DATA EXCERPTS |
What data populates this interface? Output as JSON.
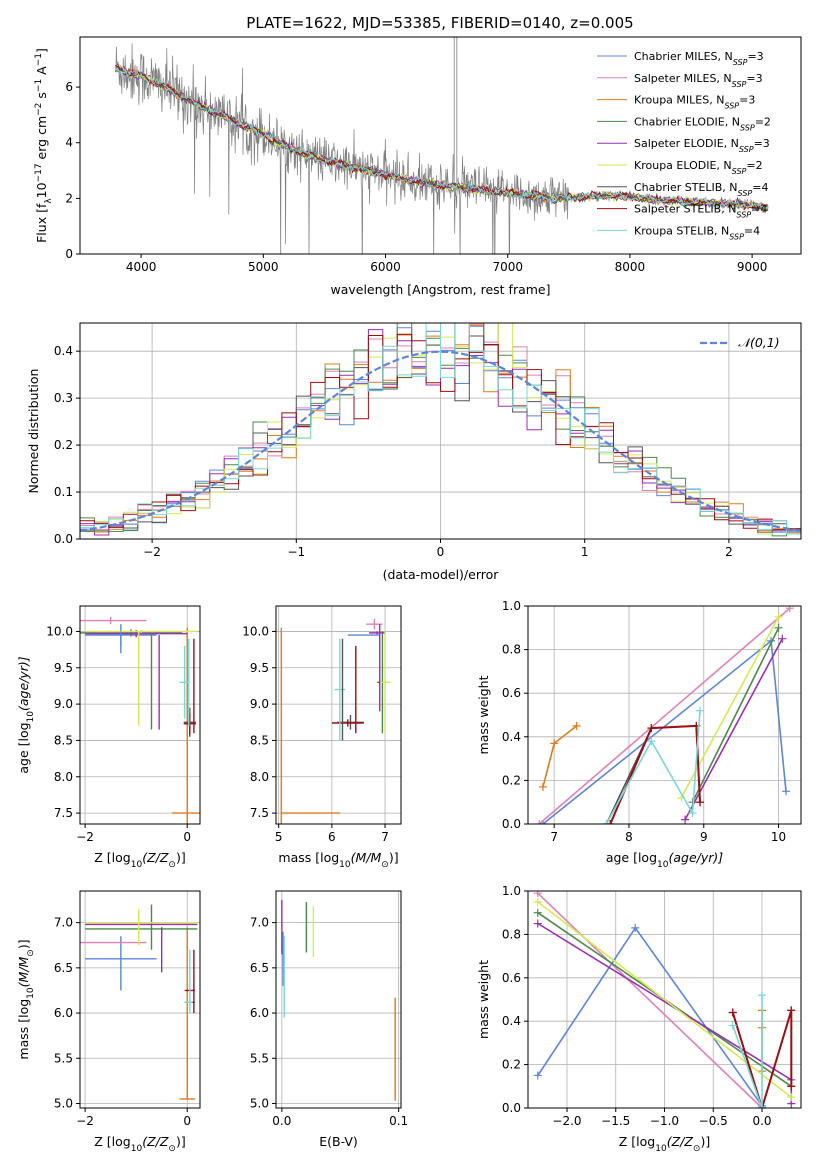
{
  "colors": {
    "Chabrier MILES": "#5b86d9",
    "Salpeter MILES": "#e07fb8",
    "Kroupa MILES": "#e07a1c",
    "Chabrier ELODIE": "#4a8a4a",
    "Salpeter ELODIE": "#9b2fb5",
    "Kroupa ELODIE": "#d6ea52",
    "Chabrier STELIB": "#555555",
    "Salpeter STELIB": "#9e0e12",
    "Kroupa STELIB": "#79d8d8",
    "data": "#808080",
    "normal": "#5b86d9"
  },
  "chart_data": [
    {
      "id": "spectrum",
      "type": "line",
      "title": "PLATE=1622, MJD=53385, FIBERID=0140, z=0.005",
      "xlabel": "wavelength [Angstrom, rest frame]",
      "ylabel": "Flux [f",
      "ylabel_parts": [
        "Flux [f",
        "λ",
        "10",
        "−17",
        " erg cm",
        "−2",
        " s",
        "−1",
        " A",
        "−1",
        "]"
      ],
      "xlim": [
        3500,
        9400
      ],
      "ylim": [
        0,
        7.8
      ],
      "xticks": [
        4000,
        5000,
        6000,
        7000,
        8000,
        9000
      ],
      "yticks": [
        0,
        2,
        4,
        6
      ],
      "legend_placement": "upper-right",
      "legend": [
        {
          "name": "Chabrier MILES",
          "nssp": "3"
        },
        {
          "name": "Salpeter MILES",
          "nssp": "3"
        },
        {
          "name": "Kroupa MILES",
          "nssp": "3"
        },
        {
          "name": "Chabrier ELODIE",
          "nssp": "2"
        },
        {
          "name": "Salpeter ELODIE",
          "nssp": "3"
        },
        {
          "name": "Kroupa ELODIE",
          "nssp": "2"
        },
        {
          "name": "Chabrier STELIB",
          "nssp": "4"
        },
        {
          "name": "Salpeter STELIB",
          "nssp": "4"
        },
        {
          "name": "Kroupa STELIB",
          "nssp": "4"
        }
      ],
      "continuum": {
        "x": [
          3800,
          3900,
          4000,
          4200,
          4400,
          4600,
          4800,
          5000,
          5200,
          5400,
          5600,
          5800,
          6000,
          6200,
          6400,
          6600,
          6800,
          7000,
          7200,
          7400,
          7600,
          7800,
          8000,
          8200,
          8400,
          8600,
          8800,
          9000,
          9100
        ],
        "y": [
          6.7,
          6.5,
          6.4,
          6.0,
          5.5,
          5.1,
          4.7,
          4.3,
          3.85,
          3.5,
          3.25,
          3.05,
          2.85,
          2.65,
          2.5,
          2.4,
          2.3,
          2.2,
          2.1,
          2.0,
          2.05,
          2.1,
          2.05,
          1.95,
          1.9,
          1.85,
          1.8,
          1.75,
          1.65
        ]
      },
      "emission_lines": [
        {
          "x": 6563,
          "y": 7.8
        },
        {
          "x": 6583,
          "y": 7.8
        }
      ]
    },
    {
      "id": "residuals",
      "type": "histogram",
      "xlabel": "(data-model)/error",
      "ylabel": "Normed distribution",
      "xlim": [
        -2.5,
        2.5
      ],
      "ylim": [
        0,
        0.46
      ],
      "xticks": [
        -2,
        -1,
        0,
        1,
        2
      ],
      "yticks": [
        0.0,
        0.1,
        0.2,
        0.3,
        0.4
      ],
      "legend_placement": "upper-right",
      "reference_label": "𝒩(0,1)",
      "bin_width": 0.1
    },
    {
      "id": "age-vs-z",
      "type": "errorbar",
      "xlabel": "Z [log",
      "xlabel_parts": [
        "Z [log",
        "10",
        "(Z/Z",
        "⊙",
        ")]"
      ],
      "ylabel_parts": [
        "age  [log",
        "10",
        "(age/yr)]"
      ],
      "xlim": [
        -2.1,
        0.25
      ],
      "ylim": [
        7.35,
        10.35
      ],
      "xticks": [
        -2,
        0
      ],
      "yticks": [
        7.5,
        8.0,
        8.5,
        9.0,
        9.5,
        10.0
      ],
      "points": [
        {
          "model": "Chabrier MILES",
          "x": -1.3,
          "xerr": 0.7,
          "y": 9.95,
          "yerr": 0.15
        },
        {
          "model": "Salpeter MILES",
          "x": -1.5,
          "xerr": 0.7,
          "y": 10.15,
          "yerr": 0.05
        },
        {
          "model": "Kroupa MILES",
          "x": 0.0,
          "xerr": 0.3,
          "y": 7.5,
          "yerr": 2.55
        },
        {
          "model": "Chabrier ELODIE",
          "x": -1.1,
          "xerr": 1.0,
          "y": 9.98,
          "yerr": 0.05
        },
        {
          "model": "Salpeter ELODIE",
          "x": -1.0,
          "xerr": 1.0,
          "y": 9.97,
          "yerr": 0.05
        },
        {
          "model": "Kroupa ELODIE",
          "x": -0.9,
          "xerr": 1.1,
          "y": 10.0,
          "yerr": 0.02
        },
        {
          "model": "Chabrier STELIB",
          "x": 0.05,
          "xerr": 0.12,
          "y": 8.75,
          "yerr": 0.2
        },
        {
          "model": "Salpeter STELIB",
          "x": 0.05,
          "xerr": 0.12,
          "y": 8.73,
          "yerr": 0.15
        },
        {
          "model": "Kroupa STELIB",
          "x": -0.05,
          "xerr": 0.1,
          "y": 9.3,
          "yerr": 0.5
        },
        {
          "model": "Chabrier ELODIE",
          "x": -0.7,
          "xerr": 0.0,
          "y": 9.3,
          "yerr": 0.65
        },
        {
          "model": "Salpeter ELODIE",
          "x": -0.55,
          "xerr": 0.0,
          "y": 9.3,
          "yerr": 0.65
        },
        {
          "model": "Kroupa ELODIE",
          "x": -0.95,
          "xerr": 0.0,
          "y": 9.35,
          "yerr": 0.65
        },
        {
          "model": "Chabrier MILES",
          "x": -1.3,
          "xerr": 0.0,
          "y": 9.85,
          "yerr": 0.15
        },
        {
          "model": "Salpeter STELIB",
          "x": 0.13,
          "xerr": 0.0,
          "y": 9.25,
          "yerr": 0.65
        },
        {
          "model": "Kroupa STELIB",
          "x": 0.03,
          "xerr": 0.0,
          "y": 9.3,
          "yerr": 0.6
        }
      ]
    },
    {
      "id": "age-vs-mass",
      "type": "errorbar",
      "xlabel_parts": [
        "mass [log",
        "10",
        "(M/M",
        "⊙",
        ")]"
      ],
      "xlim": [
        4.95,
        7.3
      ],
      "ylim": [
        7.35,
        10.35
      ],
      "xticks": [
        5,
        6,
        7
      ],
      "yticks": [
        7.5,
        8.0,
        8.5,
        9.0,
        9.5,
        10.0
      ],
      "points": [
        {
          "model": "Kroupa MILES",
          "x": 5.05,
          "xerr": 0.0,
          "y": 8.7,
          "yerr": 1.35
        },
        {
          "model": "Kroupa MILES",
          "x": 5.6,
          "xerr": 0.55,
          "y": 7.5,
          "yerr": 0.0
        },
        {
          "model": "Chabrier MILES",
          "x": 6.6,
          "xerr": 0.3,
          "y": 9.95,
          "yerr": 0.0
        },
        {
          "model": "Salpeter MILES",
          "x": 6.8,
          "xerr": 0.15,
          "y": 10.1,
          "yerr": 0.07
        },
        {
          "model": "Chabrier ELODIE",
          "x": 6.95,
          "xerr": 0.1,
          "y": 9.3,
          "yerr": 0.7
        },
        {
          "model": "Salpeter ELODIE",
          "x": 6.85,
          "xerr": 0.15,
          "y": 9.98,
          "yerr": 0.02
        },
        {
          "model": "Kroupa ELODIE",
          "x": 7.0,
          "xerr": 0.1,
          "y": 9.3,
          "yerr": 0.7
        },
        {
          "model": "Chabrier STELIB",
          "x": 6.35,
          "xerr": 0.25,
          "y": 8.75,
          "yerr": 0.1
        },
        {
          "model": "Salpeter STELIB",
          "x": 6.3,
          "xerr": 0.3,
          "y": 8.74,
          "yerr": 0.05
        },
        {
          "model": "Salpeter STELIB",
          "x": 6.45,
          "xerr": 0.0,
          "y": 9.2,
          "yerr": 0.6
        },
        {
          "model": "Kroupa STELIB",
          "x": 6.15,
          "xerr": 0.1,
          "y": 9.2,
          "yerr": 0.7
        },
        {
          "model": "Chabrier STELIB",
          "x": 6.2,
          "xerr": 0.0,
          "y": 9.2,
          "yerr": 0.7
        },
        {
          "model": "Salpeter ELODIE",
          "x": 6.9,
          "xerr": 0.0,
          "y": 9.5,
          "yerr": 0.6
        }
      ]
    },
    {
      "id": "weight-vs-age",
      "type": "line",
      "xlabel_parts": [
        "age  [log",
        "10",
        "(age/yr)]"
      ],
      "ylabel": "mass weight",
      "xlim": [
        6.65,
        10.3
      ],
      "ylim": [
        0,
        1.0
      ],
      "xticks": [
        7,
        8,
        9,
        10
      ],
      "yticks": [
        0.0,
        0.2,
        0.4,
        0.6,
        0.8,
        1.0
      ],
      "series": [
        {
          "model": "Chabrier MILES",
          "x": [
            6.85,
            9.9,
            10.1
          ],
          "y": [
            0.0,
            0.84,
            0.15
          ]
        },
        {
          "model": "Salpeter MILES",
          "x": [
            6.8,
            10.15
          ],
          "y": [
            0.0,
            0.99
          ]
        },
        {
          "model": "Kroupa MILES",
          "x": [
            6.85,
            7.0,
            7.3
          ],
          "y": [
            0.17,
            0.37,
            0.45
          ]
        },
        {
          "model": "Chabrier ELODIE",
          "x": [
            8.85,
            10.0
          ],
          "y": [
            0.1,
            0.9
          ]
        },
        {
          "model": "Salpeter ELODIE",
          "x": [
            8.75,
            10.05
          ],
          "y": [
            0.02,
            0.85
          ]
        },
        {
          "model": "Kroupa ELODIE",
          "x": [
            8.7,
            10.0
          ],
          "y": [
            0.12,
            0.95
          ]
        },
        {
          "model": "Chabrier STELIB",
          "x": [
            7.7,
            8.3,
            8.9,
            8.95
          ],
          "y": [
            0.0,
            0.44,
            0.45,
            0.1
          ]
        },
        {
          "model": "Salpeter STELIB",
          "x": [
            7.75,
            8.3,
            8.9,
            8.95
          ],
          "y": [
            0.0,
            0.44,
            0.45,
            0.1
          ]
        },
        {
          "model": "Kroupa STELIB",
          "x": [
            7.7,
            8.3,
            8.85,
            8.95
          ],
          "y": [
            0.0,
            0.38,
            0.05,
            0.52
          ]
        }
      ]
    },
    {
      "id": "mass-vs-z",
      "type": "errorbar",
      "xlabel_parts": [
        "Z [log",
        "10",
        "(Z/Z",
        "⊙",
        ")]"
      ],
      "ylabel_parts": [
        "mass [log",
        "10",
        "(M/M",
        "⊙",
        ")]"
      ],
      "xlim": [
        -2.1,
        0.25
      ],
      "ylim": [
        4.95,
        7.35
      ],
      "xticks": [
        -2,
        0
      ],
      "yticks": [
        5.0,
        5.5,
        6.0,
        6.5,
        7.0
      ],
      "points": [
        {
          "model": "Chabrier MILES",
          "x": -1.3,
          "xerr": 0.7,
          "y": 6.6,
          "yerr": 0.0
        },
        {
          "model": "Chabrier MILES",
          "x": -1.3,
          "xerr": 0.0,
          "y": 6.55,
          "yerr": 0.3
        },
        {
          "model": "Salpeter MILES",
          "x": -1.5,
          "xerr": 0.7,
          "y": 6.78,
          "yerr": 0.0
        },
        {
          "model": "Kroupa MILES",
          "x": 0.0,
          "xerr": 0.15,
          "y": 5.05,
          "yerr": 0.0
        },
        {
          "model": "Kroupa MILES",
          "x": 0.0,
          "xerr": 0.0,
          "y": 6.0,
          "yerr": 0.95
        },
        {
          "model": "Chabrier ELODIE",
          "x": -0.9,
          "xerr": 1.1,
          "y": 6.93,
          "yerr": 0.0
        },
        {
          "model": "Chabrier ELODIE",
          "x": -0.7,
          "xerr": 0.0,
          "y": 6.95,
          "yerr": 0.25
        },
        {
          "model": "Salpeter ELODIE",
          "x": -0.5,
          "xerr": 0.0,
          "y": 6.7,
          "yerr": 0.25
        },
        {
          "model": "Salpeter ELODIE",
          "x": -0.9,
          "xerr": 1.1,
          "y": 6.98,
          "yerr": 0.0
        },
        {
          "model": "Kroupa ELODIE",
          "x": -0.9,
          "xerr": 1.1,
          "y": 7.0,
          "yerr": 0.0
        },
        {
          "model": "Kroupa ELODIE",
          "x": -0.95,
          "xerr": 0.0,
          "y": 6.95,
          "yerr": 0.2
        },
        {
          "model": "Chabrier STELIB",
          "x": 0.05,
          "xerr": 0.1,
          "y": 6.12,
          "yerr": 0.0
        },
        {
          "model": "Salpeter STELIB",
          "x": 0.05,
          "xerr": 0.1,
          "y": 6.25,
          "yerr": 0.0
        },
        {
          "model": "Salpeter STELIB",
          "x": 0.13,
          "xerr": 0.0,
          "y": 6.35,
          "yerr": 0.35
        },
        {
          "model": "Kroupa STELIB",
          "x": 0.02,
          "xerr": 0.08,
          "y": 6.12,
          "yerr": 0.0
        },
        {
          "model": "Kroupa STELIB",
          "x": 0.05,
          "xerr": 0.0,
          "y": 6.35,
          "yerr": 0.35
        }
      ]
    },
    {
      "id": "mass-vs-ebv",
      "type": "errorbar",
      "xlabel": "E(B-V)",
      "xlim": [
        -0.005,
        0.102
      ],
      "ylim": [
        4.95,
        7.35
      ],
      "xticks": [
        0.0,
        0.1
      ],
      "yticks": [
        5.0,
        5.5,
        6.0,
        6.5,
        7.0
      ],
      "points": [
        {
          "model": "Salpeter ELODIE",
          "x": 0.0,
          "xerr": 0.0,
          "y": 6.95,
          "yerr": 0.3
        },
        {
          "model": "Chabrier MILES",
          "x": 0.001,
          "xerr": 0.0,
          "y": 6.6,
          "yerr": 0.3
        },
        {
          "model": "Kroupa STELIB",
          "x": 0.002,
          "xerr": 0.0,
          "y": 6.4,
          "yerr": 0.45
        },
        {
          "model": "Chabrier ELODIE",
          "x": 0.021,
          "xerr": 0.0,
          "y": 6.95,
          "yerr": 0.28
        },
        {
          "model": "Kroupa ELODIE",
          "x": 0.027,
          "xerr": 0.0,
          "y": 6.9,
          "yerr": 0.28
        },
        {
          "model": "Kroupa MILES",
          "x": 0.097,
          "xerr": 0.0,
          "y": 5.6,
          "yerr": 0.57
        }
      ]
    },
    {
      "id": "weight-vs-z",
      "type": "line",
      "xlabel_parts": [
        "Z [log",
        "10",
        "(Z/Z",
        "⊙",
        ")]"
      ],
      "ylabel": "mass weight",
      "xlim": [
        -2.4,
        0.4
      ],
      "ylim": [
        0,
        1.0
      ],
      "xticks": [
        -2.0,
        -1.5,
        -1.0,
        -0.5,
        0.0
      ],
      "yticks": [
        0.0,
        0.2,
        0.4,
        0.6,
        0.8,
        1.0
      ],
      "series": [
        {
          "model": "Chabrier MILES",
          "x": [
            -2.3,
            -1.3,
            0.0,
            0.0
          ],
          "y": [
            0.15,
            0.83,
            0.01,
            0.01
          ]
        },
        {
          "model": "Salpeter MILES",
          "x": [
            -2.3,
            0.0
          ],
          "y": [
            0.99,
            0.0
          ]
        },
        {
          "model": "Kroupa MILES",
          "x": [
            0.0,
            0.0,
            0.0
          ],
          "y": [
            0.45,
            0.37,
            0.17
          ]
        },
        {
          "model": "Chabrier ELODIE",
          "x": [
            -2.3,
            0.3
          ],
          "y": [
            0.9,
            0.1
          ]
        },
        {
          "model": "Salpeter ELODIE",
          "x": [
            -2.3,
            0.3,
            0.3
          ],
          "y": [
            0.85,
            0.13,
            0.02
          ]
        },
        {
          "model": "Kroupa ELODIE",
          "x": [
            -2.3,
            0.3
          ],
          "y": [
            0.95,
            0.05
          ]
        },
        {
          "model": "Chabrier STELIB",
          "x": [
            -0.3,
            0.0,
            0.3,
            0.3
          ],
          "y": [
            0.44,
            0.0,
            0.45,
            0.1
          ]
        },
        {
          "model": "Salpeter STELIB",
          "x": [
            -0.3,
            0.0,
            0.3,
            0.3
          ],
          "y": [
            0.44,
            0.0,
            0.45,
            0.1
          ]
        },
        {
          "model": "Kroupa STELIB",
          "x": [
            -0.3,
            0.0,
            0.0
          ],
          "y": [
            0.38,
            0.0,
            0.52
          ]
        }
      ]
    }
  ]
}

THE REQUEST | Search the records for the word "weight". Copy every line that has it.

TASK ANSWER |
      "id": "weight-vs-age",
      "ylabel": "mass weight",
      "id": "weight-vs-z",
      "ylabel": "mass weight",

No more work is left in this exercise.